:: ENTRIES SUPPLIED ::
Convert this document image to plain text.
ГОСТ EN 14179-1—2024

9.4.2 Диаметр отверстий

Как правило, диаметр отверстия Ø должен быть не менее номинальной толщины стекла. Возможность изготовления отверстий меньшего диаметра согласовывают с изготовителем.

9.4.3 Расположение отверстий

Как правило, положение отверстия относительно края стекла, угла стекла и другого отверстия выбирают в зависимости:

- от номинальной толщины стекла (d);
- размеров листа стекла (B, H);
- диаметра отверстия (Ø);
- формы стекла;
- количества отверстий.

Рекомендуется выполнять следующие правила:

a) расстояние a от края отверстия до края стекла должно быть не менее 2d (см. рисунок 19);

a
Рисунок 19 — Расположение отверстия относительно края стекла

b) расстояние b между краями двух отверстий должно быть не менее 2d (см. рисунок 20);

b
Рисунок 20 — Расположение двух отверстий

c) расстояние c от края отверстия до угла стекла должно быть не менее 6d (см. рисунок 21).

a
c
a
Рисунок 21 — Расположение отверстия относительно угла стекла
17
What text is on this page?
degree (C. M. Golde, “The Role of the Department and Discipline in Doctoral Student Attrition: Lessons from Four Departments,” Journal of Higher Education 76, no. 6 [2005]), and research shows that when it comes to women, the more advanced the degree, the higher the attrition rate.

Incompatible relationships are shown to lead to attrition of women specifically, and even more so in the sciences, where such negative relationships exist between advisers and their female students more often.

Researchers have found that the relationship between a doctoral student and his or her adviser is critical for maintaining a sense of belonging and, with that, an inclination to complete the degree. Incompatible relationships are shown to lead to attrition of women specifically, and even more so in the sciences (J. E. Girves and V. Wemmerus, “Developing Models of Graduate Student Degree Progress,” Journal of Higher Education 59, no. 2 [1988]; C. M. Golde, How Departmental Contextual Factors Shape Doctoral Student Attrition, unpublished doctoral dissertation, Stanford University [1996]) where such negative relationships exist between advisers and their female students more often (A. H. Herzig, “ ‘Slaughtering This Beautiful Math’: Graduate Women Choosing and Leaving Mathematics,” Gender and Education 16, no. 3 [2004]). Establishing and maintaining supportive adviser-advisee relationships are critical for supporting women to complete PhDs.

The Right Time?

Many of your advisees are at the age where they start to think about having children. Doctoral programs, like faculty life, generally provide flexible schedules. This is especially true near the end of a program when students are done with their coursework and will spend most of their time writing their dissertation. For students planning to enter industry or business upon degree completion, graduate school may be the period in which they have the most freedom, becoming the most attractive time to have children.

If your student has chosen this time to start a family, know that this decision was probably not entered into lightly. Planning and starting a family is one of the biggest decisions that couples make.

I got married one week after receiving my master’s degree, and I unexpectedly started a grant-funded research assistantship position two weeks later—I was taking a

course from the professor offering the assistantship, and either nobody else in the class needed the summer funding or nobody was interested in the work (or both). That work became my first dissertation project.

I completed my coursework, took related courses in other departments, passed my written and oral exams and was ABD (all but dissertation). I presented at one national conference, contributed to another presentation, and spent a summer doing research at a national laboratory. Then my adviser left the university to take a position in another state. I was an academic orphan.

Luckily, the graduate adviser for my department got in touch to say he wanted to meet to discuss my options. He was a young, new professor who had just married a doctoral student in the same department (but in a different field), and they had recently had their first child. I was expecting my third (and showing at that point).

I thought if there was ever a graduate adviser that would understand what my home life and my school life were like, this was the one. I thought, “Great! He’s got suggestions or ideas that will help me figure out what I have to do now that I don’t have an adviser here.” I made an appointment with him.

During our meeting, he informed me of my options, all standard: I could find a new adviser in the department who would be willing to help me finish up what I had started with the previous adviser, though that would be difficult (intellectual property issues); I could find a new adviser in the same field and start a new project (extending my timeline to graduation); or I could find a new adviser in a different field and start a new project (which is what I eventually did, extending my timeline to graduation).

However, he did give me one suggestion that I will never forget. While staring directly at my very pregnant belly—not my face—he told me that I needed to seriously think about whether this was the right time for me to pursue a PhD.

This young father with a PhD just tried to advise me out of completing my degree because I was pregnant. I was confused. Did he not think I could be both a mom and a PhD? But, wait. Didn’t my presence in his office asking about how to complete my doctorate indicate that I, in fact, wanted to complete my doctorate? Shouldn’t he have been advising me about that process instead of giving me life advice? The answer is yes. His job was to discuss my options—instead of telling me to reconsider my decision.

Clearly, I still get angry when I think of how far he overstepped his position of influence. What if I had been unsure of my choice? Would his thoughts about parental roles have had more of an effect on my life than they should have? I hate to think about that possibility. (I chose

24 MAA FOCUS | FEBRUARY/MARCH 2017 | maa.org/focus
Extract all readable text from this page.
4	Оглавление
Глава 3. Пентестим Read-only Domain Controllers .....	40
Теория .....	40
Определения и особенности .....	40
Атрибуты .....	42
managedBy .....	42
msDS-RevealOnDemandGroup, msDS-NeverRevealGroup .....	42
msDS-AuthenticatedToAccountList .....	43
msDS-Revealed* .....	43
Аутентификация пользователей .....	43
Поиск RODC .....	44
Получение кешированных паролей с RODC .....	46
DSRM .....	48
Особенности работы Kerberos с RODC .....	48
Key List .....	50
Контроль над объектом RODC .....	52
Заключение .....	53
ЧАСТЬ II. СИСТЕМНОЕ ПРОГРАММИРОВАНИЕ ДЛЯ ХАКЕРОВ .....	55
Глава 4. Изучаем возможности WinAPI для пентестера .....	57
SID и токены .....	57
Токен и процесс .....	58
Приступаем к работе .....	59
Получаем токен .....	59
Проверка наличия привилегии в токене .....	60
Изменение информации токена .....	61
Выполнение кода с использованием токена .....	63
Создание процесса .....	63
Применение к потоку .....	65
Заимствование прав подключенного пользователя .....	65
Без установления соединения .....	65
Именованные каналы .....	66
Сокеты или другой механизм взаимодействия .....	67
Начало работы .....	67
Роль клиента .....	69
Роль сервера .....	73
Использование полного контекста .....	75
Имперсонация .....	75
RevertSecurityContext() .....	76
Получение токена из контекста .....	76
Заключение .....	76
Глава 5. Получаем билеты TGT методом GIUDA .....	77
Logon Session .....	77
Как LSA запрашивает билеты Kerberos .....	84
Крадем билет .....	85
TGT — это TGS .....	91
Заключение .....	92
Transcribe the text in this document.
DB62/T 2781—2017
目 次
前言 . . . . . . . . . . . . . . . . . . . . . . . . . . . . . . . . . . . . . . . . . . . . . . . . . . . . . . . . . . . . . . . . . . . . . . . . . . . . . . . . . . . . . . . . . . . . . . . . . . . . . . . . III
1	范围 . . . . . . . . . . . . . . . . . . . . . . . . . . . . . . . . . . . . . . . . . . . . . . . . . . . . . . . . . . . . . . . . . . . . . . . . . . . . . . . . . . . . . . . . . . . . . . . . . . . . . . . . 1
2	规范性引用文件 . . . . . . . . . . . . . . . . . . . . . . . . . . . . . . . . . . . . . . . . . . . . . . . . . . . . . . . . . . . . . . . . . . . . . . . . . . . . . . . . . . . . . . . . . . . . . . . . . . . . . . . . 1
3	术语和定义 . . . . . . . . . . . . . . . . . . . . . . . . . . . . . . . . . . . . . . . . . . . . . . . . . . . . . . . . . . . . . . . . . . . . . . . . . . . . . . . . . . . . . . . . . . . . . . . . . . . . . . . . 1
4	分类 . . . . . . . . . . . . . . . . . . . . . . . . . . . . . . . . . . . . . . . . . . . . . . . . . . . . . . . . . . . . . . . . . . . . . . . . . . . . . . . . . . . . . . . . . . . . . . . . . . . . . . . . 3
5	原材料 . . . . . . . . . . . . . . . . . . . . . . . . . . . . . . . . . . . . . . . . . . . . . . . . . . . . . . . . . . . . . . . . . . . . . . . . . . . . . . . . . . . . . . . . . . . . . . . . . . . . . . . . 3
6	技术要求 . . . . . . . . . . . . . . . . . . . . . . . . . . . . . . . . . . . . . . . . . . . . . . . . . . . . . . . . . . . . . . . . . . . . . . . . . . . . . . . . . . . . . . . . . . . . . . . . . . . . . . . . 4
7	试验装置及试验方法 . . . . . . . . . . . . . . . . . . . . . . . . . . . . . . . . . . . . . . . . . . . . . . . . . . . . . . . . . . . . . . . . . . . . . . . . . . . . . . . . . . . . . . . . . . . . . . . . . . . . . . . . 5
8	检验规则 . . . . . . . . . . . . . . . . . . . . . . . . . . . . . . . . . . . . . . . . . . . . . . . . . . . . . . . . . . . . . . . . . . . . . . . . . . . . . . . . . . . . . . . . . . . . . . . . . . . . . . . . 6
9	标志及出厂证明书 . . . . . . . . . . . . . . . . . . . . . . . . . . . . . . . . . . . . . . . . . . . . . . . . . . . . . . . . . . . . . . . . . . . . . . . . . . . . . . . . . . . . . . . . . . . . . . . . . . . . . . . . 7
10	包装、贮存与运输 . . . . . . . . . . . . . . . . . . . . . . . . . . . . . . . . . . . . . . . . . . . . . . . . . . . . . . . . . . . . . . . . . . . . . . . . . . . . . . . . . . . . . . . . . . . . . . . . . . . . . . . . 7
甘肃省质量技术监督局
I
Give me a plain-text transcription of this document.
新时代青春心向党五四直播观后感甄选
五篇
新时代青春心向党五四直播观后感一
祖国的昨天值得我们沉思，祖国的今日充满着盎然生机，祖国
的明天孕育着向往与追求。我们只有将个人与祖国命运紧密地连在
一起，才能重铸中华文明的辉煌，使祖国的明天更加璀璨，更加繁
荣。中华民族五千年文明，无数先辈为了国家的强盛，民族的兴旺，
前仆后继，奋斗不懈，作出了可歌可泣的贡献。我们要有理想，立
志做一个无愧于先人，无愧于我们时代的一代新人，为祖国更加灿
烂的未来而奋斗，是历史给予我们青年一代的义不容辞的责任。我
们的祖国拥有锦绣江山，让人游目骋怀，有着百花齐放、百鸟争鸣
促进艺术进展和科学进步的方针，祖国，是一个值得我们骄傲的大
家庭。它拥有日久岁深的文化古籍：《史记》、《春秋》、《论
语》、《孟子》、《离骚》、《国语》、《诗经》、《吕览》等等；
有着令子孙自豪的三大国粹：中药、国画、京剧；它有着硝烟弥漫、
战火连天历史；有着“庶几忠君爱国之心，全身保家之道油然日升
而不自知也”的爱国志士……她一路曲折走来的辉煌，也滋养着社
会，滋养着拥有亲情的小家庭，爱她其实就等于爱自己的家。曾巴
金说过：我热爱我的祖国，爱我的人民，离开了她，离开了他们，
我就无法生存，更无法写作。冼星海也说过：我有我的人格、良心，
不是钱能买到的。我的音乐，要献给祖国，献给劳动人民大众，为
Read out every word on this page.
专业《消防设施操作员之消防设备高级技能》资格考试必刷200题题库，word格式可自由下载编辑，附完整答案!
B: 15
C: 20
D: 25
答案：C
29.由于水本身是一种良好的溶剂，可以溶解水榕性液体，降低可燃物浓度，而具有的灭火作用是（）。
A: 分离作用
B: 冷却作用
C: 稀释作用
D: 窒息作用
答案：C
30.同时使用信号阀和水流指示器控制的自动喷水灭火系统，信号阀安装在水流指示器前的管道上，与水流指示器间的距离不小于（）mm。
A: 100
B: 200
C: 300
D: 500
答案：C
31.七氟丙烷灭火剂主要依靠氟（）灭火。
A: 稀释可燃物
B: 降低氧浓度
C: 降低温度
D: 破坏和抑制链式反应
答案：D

:: WHAT TO PRODUCE ::
Extract, unchanged, the closing run of lines that opens with the line containing "Give me a plain-text" and ends with the last line.

:: EXERCISE SOLUTION ::
Give me a plain-text transcription of this document.
新时代青春心向党五四直播观后感甄选
五篇
新时代青春心向党五四直播观后感一
祖国的昨天值得我们沉思，祖国的今日充满着盎然生机，祖国
的明天孕育着向往与追求。我们只有将个人与祖国命运紧密地连在
一起，才能重铸中华文明的辉煌，使祖国的明天更加璀璨，更加繁
荣。中华民族五千年文明，无数先辈为了国家的强盛，民族的兴旺，
前仆后继，奋斗不懈，作出了可歌可泣的贡献。我们要有理想，立
志做一个无愧于先人，无愧于我们时代的一代新人，为祖国更加灿
烂的未来而奋斗，是历史给予我们青年一代的义不容辞的责任。我
们的祖国拥有锦绣江山，让人游目骋怀，有着百花齐放、百鸟争鸣
促进艺术进展和科学进步的方针，祖国，是一个值得我们骄傲的大
家庭。它拥有日久岁深的文化古籍：《史记》、《春秋》、《论
语》、《孟子》、《离骚》、《国语》、《诗经》、《吕览》等等；
有着令子孙自豪的三大国粹：中药、国画、京剧；它有着硝烟弥漫、
战火连天历史；有着“庶几忠君爱国之心，全身保家之道油然日升
而不自知也”的爱国志士……她一路曲折走来的辉煌，也滋养着社
会，滋养着拥有亲情的小家庭，爱她其实就等于爱自己的家。曾巴
金说过：我热爱我的祖国，爱我的人民，离开了她，离开了他们，
我就无法生存，更无法写作。冼星海也说过：我有我的人格、良心，
不是钱能买到的。我的音乐，要献给祖国，献给劳动人民大众，为
Read out every word on this page.
专业《消防设施操作员之消防设备高级技能》资格考试必刷200题题库，word格式可自由下载编辑，附完整答案!
B: 15
C: 20
D: 25
答案：C
29.由于水本身是一种良好的溶剂，可以溶解水榕性液体，降低可燃物浓度，而具有的灭火作用是（）。
A: 分离作用
B: 冷却作用
C: 稀释作用
D: 窒息作用
答案：C
30.同时使用信号阀和水流指示器控制的自动喷水灭火系统，信号阀安装在水流指示器前的管道上，与水流指示器间的距离不小于（）mm。
A: 100
B: 200
C: 300
D: 500
答案：C
31.七氟丙烷灭火剂主要依靠氟（）灭火。
A: 稀释可燃物
B: 降低氧浓度
C: 降低温度
D: 破坏和抑制链式反应
答案：D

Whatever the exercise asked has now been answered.